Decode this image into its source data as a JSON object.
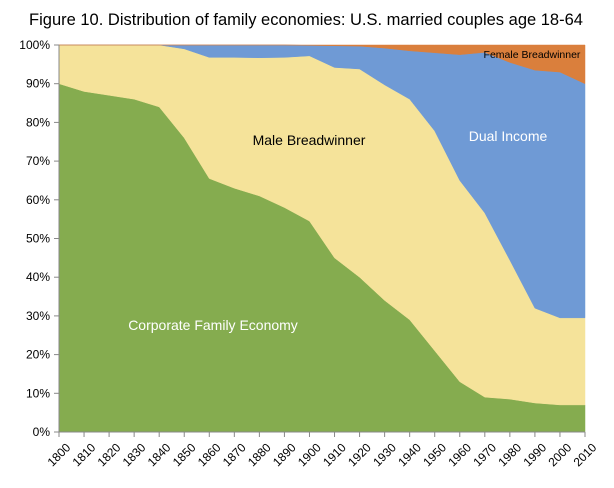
{
  "chart_data": {
    "type": "area",
    "stacked": true,
    "normalized": true,
    "title": "Figure 10. Distribution of family economies: U.S. married couples age 18-64",
    "xlabel": "",
    "ylabel": "",
    "ylim": [
      0,
      100
    ],
    "yticks": [
      "0%",
      "10%",
      "20%",
      "30%",
      "40%",
      "50%",
      "60%",
      "70%",
      "80%",
      "90%",
      "100%"
    ],
    "x": [
      1800,
      1810,
      1820,
      1830,
      1840,
      1850,
      1860,
      1870,
      1880,
      1890,
      1900,
      1910,
      1920,
      1930,
      1940,
      1950,
      1960,
      1970,
      1980,
      1990,
      2000,
      2010
    ],
    "xticks": [
      "1800",
      "1810",
      "1820",
      "1830",
      "1840",
      "1850",
      "1860",
      "1870",
      "1880",
      "1890",
      "1900",
      "1910",
      "1920",
      "1930",
      "1940",
      "1950",
      "1960",
      "1970",
      "1980",
      "1990",
      "2000",
      "2010"
    ],
    "series": [
      {
        "name": "Corporate Family Economy",
        "color": "#85ac4f",
        "label_color": "#ffffff",
        "values": [
          90,
          88,
          87,
          86,
          84,
          76,
          65.5,
          63,
          61,
          58,
          54.5,
          45,
          40,
          34,
          29,
          21,
          13,
          9,
          8.5,
          7.5,
          7,
          7
        ]
      },
      {
        "name": "Male Breadwinner",
        "color": "#f5e39a",
        "label_color": "#000000",
        "values": [
          10,
          12,
          13,
          14,
          16,
          23,
          31.3,
          33.8,
          35.7,
          38.8,
          42.7,
          49.2,
          53.8,
          55.7,
          57,
          56.8,
          52,
          47.6,
          35.9,
          24.5,
          22.5,
          22.5
        ]
      },
      {
        "name": "Dual Income",
        "color": "#6f9ad5",
        "label_color": "#ffffff",
        "values": [
          0,
          0,
          0,
          0,
          0,
          1,
          3.2,
          3.2,
          3.3,
          3.2,
          2.7,
          5.6,
          5.9,
          9.5,
          12.5,
          20.2,
          32.5,
          41.5,
          51.1,
          61.5,
          63.5,
          60.5
        ]
      },
      {
        "name": "Female Breadwinner",
        "color": "#da7f3c",
        "label_color": "#000000",
        "values": [
          0,
          0,
          0,
          0,
          0,
          0,
          0,
          0,
          0,
          0,
          0.1,
          0.2,
          0.3,
          0.8,
          1.5,
          2,
          2.5,
          1.9,
          4.5,
          6.5,
          7,
          10
        ]
      }
    ]
  }
}
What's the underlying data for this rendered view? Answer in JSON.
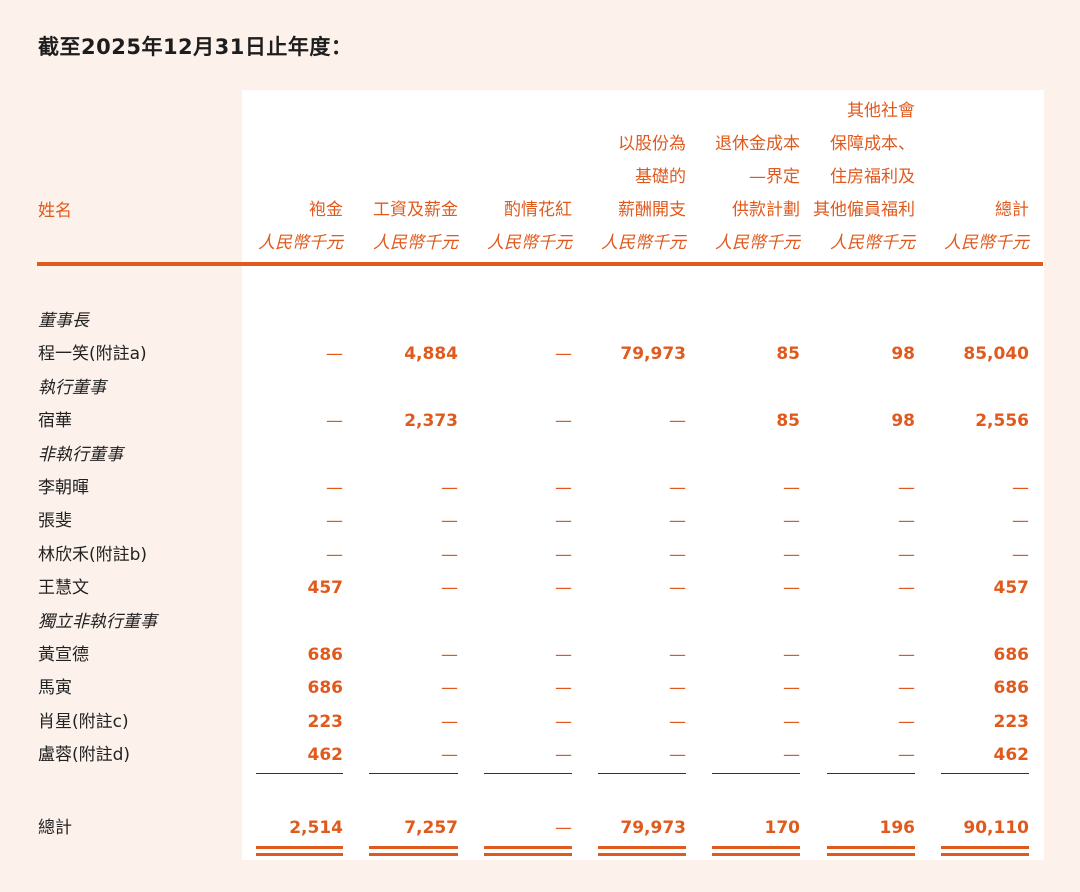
{
  "period_label": "截至2025年12月31日止年度：",
  "name_header": "姓名",
  "columns": [
    {
      "title_lines": [
        "袍金"
      ],
      "unit": "人民幣千元"
    },
    {
      "title_lines": [
        "工資及薪金"
      ],
      "unit": "人民幣千元"
    },
    {
      "title_lines": [
        "酌情花紅"
      ],
      "unit": "人民幣千元"
    },
    {
      "title_lines": [
        "以股份為",
        "基礎的",
        "薪酬開支"
      ],
      "unit": "人民幣千元"
    },
    {
      "title_lines": [
        "退休金成本",
        "—界定",
        "供款計劃"
      ],
      "unit": "人民幣千元"
    },
    {
      "title_lines": [
        "其他社會",
        "保障成本、",
        "住房福利及",
        "其他僱員福利"
      ],
      "unit": "人民幣千元"
    },
    {
      "title_lines": [
        "總計"
      ],
      "unit": "人民幣千元"
    }
  ],
  "rows": [
    {
      "kind": "category",
      "label": "董事長"
    },
    {
      "kind": "person",
      "label": "程一笑(附註a)",
      "values": [
        "—",
        "4,884",
        "—",
        "79,973",
        "85",
        "98",
        "85,040"
      ]
    },
    {
      "kind": "category",
      "label": "執行董事"
    },
    {
      "kind": "person",
      "label": "宿華",
      "values": [
        "—",
        "2,373",
        "—",
        "—",
        "85",
        "98",
        "2,556"
      ]
    },
    {
      "kind": "category",
      "label": "非執行董事"
    },
    {
      "kind": "person",
      "label": "李朝暉",
      "values": [
        "—",
        "—",
        "—",
        "—",
        "—",
        "—",
        "—"
      ]
    },
    {
      "kind": "person",
      "label": "張斐",
      "values": [
        "—",
        "—",
        "—",
        "—",
        "—",
        "—",
        "—"
      ]
    },
    {
      "kind": "person",
      "label": "林欣禾(附註b)",
      "values": [
        "—",
        "—",
        "—",
        "—",
        "—",
        "—",
        "—"
      ]
    },
    {
      "kind": "person",
      "label": "王慧文",
      "values": [
        "457",
        "—",
        "—",
        "—",
        "—",
        "—",
        "457"
      ]
    },
    {
      "kind": "category",
      "label": "獨立非執行董事"
    },
    {
      "kind": "person",
      "label": "黃宣德",
      "values": [
        "686",
        "—",
        "—",
        "—",
        "—",
        "—",
        "686"
      ]
    },
    {
      "kind": "person",
      "label": "馬寅",
      "values": [
        "686",
        "—",
        "—",
        "—",
        "—",
        "—",
        "686"
      ]
    },
    {
      "kind": "person",
      "label": "肖星(附註c)",
      "values": [
        "223",
        "—",
        "—",
        "—",
        "—",
        "—",
        "223"
      ]
    },
    {
      "kind": "person",
      "label": "盧蓉(附註d)",
      "values": [
        "462",
        "—",
        "—",
        "—",
        "—",
        "—",
        "462"
      ]
    }
  ],
  "total": {
    "label": "總計",
    "values": [
      "2,514",
      "7,257",
      "—",
      "79,973",
      "170",
      "196",
      "90,110"
    ]
  }
}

┄┄┄┄┄┄┄┄┄┄┄┄┄┄┄┄┄┄┄┄

→ **WORK INSTRUCTIONS**: Copy out all of the material exactly as written, without its pictures.

→ **ANSWER TO THE TASK**:
Decode this image into its source data as a JSON object.
{
  "chart_data": {
    "type": "area",
    "stacked": true,
    "normalized": true,
    "title": "Figure 10. Distribution of family economies: U.S. married couples age 18-64",
    "xlabel": "",
    "ylabel": "",
    "ylim": [
      0,
      100
    ],
    "yticks": [
      "0%",
      "10%",
      "20%",
      "30%",
      "40%",
      "50%",
      "60%",
      "70%",
      "80%",
      "90%",
      "100%"
    ],
    "x": [
      1800,
      1810,
      1820,
      1830,
      1840,
      1850,
      1860,
      1870,
      1880,
      1890,
      1900,
      1910,
      1920,
      1930,
      1940,
      1950,
      1960,
      1970,
      1980,
      1990,
      2000,
      2010
    ],
    "xticks": [
      "1800",
      "1810",
      "1820",
      "1830",
      "1840",
      "1850",
      "1860",
      "1870",
      "1880",
      "1890",
      "1900",
      "1910",
      "1920",
      "1930",
      "1940",
      "1950",
      "1960",
      "1970",
      "1980",
      "1990",
      "2000",
      "2010"
    ],
    "series": [
      {
        "name": "Corporate Family Economy",
        "color": "#85ac4f",
        "label_color": "#ffffff",
        "values": [
          90,
          88,
          87,
          86,
          84,
          76,
          65.5,
          63,
          61,
          58,
          54.5,
          45,
          40,
          34,
          29,
          21,
          13,
          9,
          8.5,
          7.5,
          7,
          7
        ]
      },
      {
        "name": "Male Breadwinner",
        "color": "#f5e39a",
        "label_color": "#000000",
        "values": [
          10,
          12,
          13,
          14,
          16,
          23,
          31.3,
          33.8,
          35.7,
          38.8,
          42.7,
          49.2,
          53.8,
          55.7,
          57,
          56.8,
          52,
          47.6,
          35.9,
          24.5,
          22.5,
          22.5
        ]
      },
      {
        "name": "Dual Income",
        "color": "#6f9ad5",
        "label_color": "#ffffff",
        "values": [
          0,
          0,
          0,
          0,
          0,
          1,
          3.2,
          3.2,
          3.3,
          3.2,
          2.7,
          5.6,
          5.9,
          9.5,
          12.5,
          20.2,
          32.5,
          41.5,
          51.1,
          61.5,
          63.5,
          60.5
        ]
      },
      {
        "name": "Female Breadwinner",
        "color": "#da7f3c",
        "label_color": "#000000",
        "values": [
          0,
          0,
          0,
          0,
          0,
          0,
          0,
          0,
          0,
          0,
          0.1,
          0.2,
          0.3,
          0.8,
          1.5,
          2,
          2.5,
          1.9,
          4.5,
          6.5,
          7,
          10
        ]
      }
    ]
  }
}
What's the underlying data for this rendered view? Answer in JSON.
{
  "period_label": "截至2025年12月31日止年度：",
  "name_header": "姓名",
  "columns": [
    {
      "title_lines": [
        "袍金"
      ],
      "unit": "人民幣千元"
    },
    {
      "title_lines": [
        "工資及薪金"
      ],
      "unit": "人民幣千元"
    },
    {
      "title_lines": [
        "酌情花紅"
      ],
      "unit": "人民幣千元"
    },
    {
      "title_lines": [
        "以股份為",
        "基礎的",
        "薪酬開支"
      ],
      "unit": "人民幣千元"
    },
    {
      "title_lines": [
        "退休金成本",
        "—界定",
        "供款計劃"
      ],
      "unit": "人民幣千元"
    },
    {
      "title_lines": [
        "其他社會",
        "保障成本、",
        "住房福利及",
        "其他僱員福利"
      ],
      "unit": "人民幣千元"
    },
    {
      "title_lines": [
        "總計"
      ],
      "unit": "人民幣千元"
    }
  ],
  "rows": [
    {
      "kind": "category",
      "label": "董事長"
    },
    {
      "kind": "person",
      "label": "程一笑(附註a)",
      "values": [
        "—",
        "4,884",
        "—",
        "79,973",
        "85",
        "98",
        "85,040"
      ]
    },
    {
      "kind": "category",
      "label": "執行董事"
    },
    {
      "kind": "person",
      "label": "宿華",
      "values": [
        "—",
        "2,373",
        "—",
        "—",
        "85",
        "98",
        "2,556"
      ]
    },
    {
      "kind": "category",
      "label": "非執行董事"
    },
    {
      "kind": "person",
      "label": "李朝暉",
      "values": [
        "—",
        "—",
        "—",
        "—",
        "—",
        "—",
        "—"
      ]
    },
    {
      "kind": "person",
      "label": "張斐",
      "values": [
        "—",
        "—",
        "—",
        "—",
        "—",
        "—",
        "—"
      ]
    },
    {
      "kind": "person",
      "label": "林欣禾(附註b)",
      "values": [
        "—",
        "—",
        "—",
        "—",
        "—",
        "—",
        "—"
      ]
    },
    {
      "kind": "person",
      "label": "王慧文",
      "values": [
        "457",
        "—",
        "—",
        "—",
        "—",
        "—",
        "457"
      ]
    },
    {
      "kind": "category",
      "label": "獨立非執行董事"
    },
    {
      "kind": "person",
      "label": "黃宣德",
      "values": [
        "686",
        "—",
        "—",
        "—",
        "—",
        "—",
        "686"
      ]
    },
    {
      "kind": "person",
      "label": "馬寅",
      "values": [
        "686",
        "—",
        "—",
        "—",
        "—",
        "—",
        "686"
      ]
    },
    {
      "kind": "person",
      "label": "肖星(附註c)",
      "values": [
        "223",
        "—",
        "—",
        "—",
        "—",
        "—",
        "223"
      ]
    },
    {
      "kind": "person",
      "label": "盧蓉(附註d)",
      "values": [
        "462",
        "—",
        "—",
        "—",
        "—",
        "—",
        "462"
      ]
    }
  ],
  "total": {
    "label": "總計",
    "values": [
      "2,514",
      "7,257",
      "—",
      "79,973",
      "170",
      "196",
      "90,110"
    ]
  }
}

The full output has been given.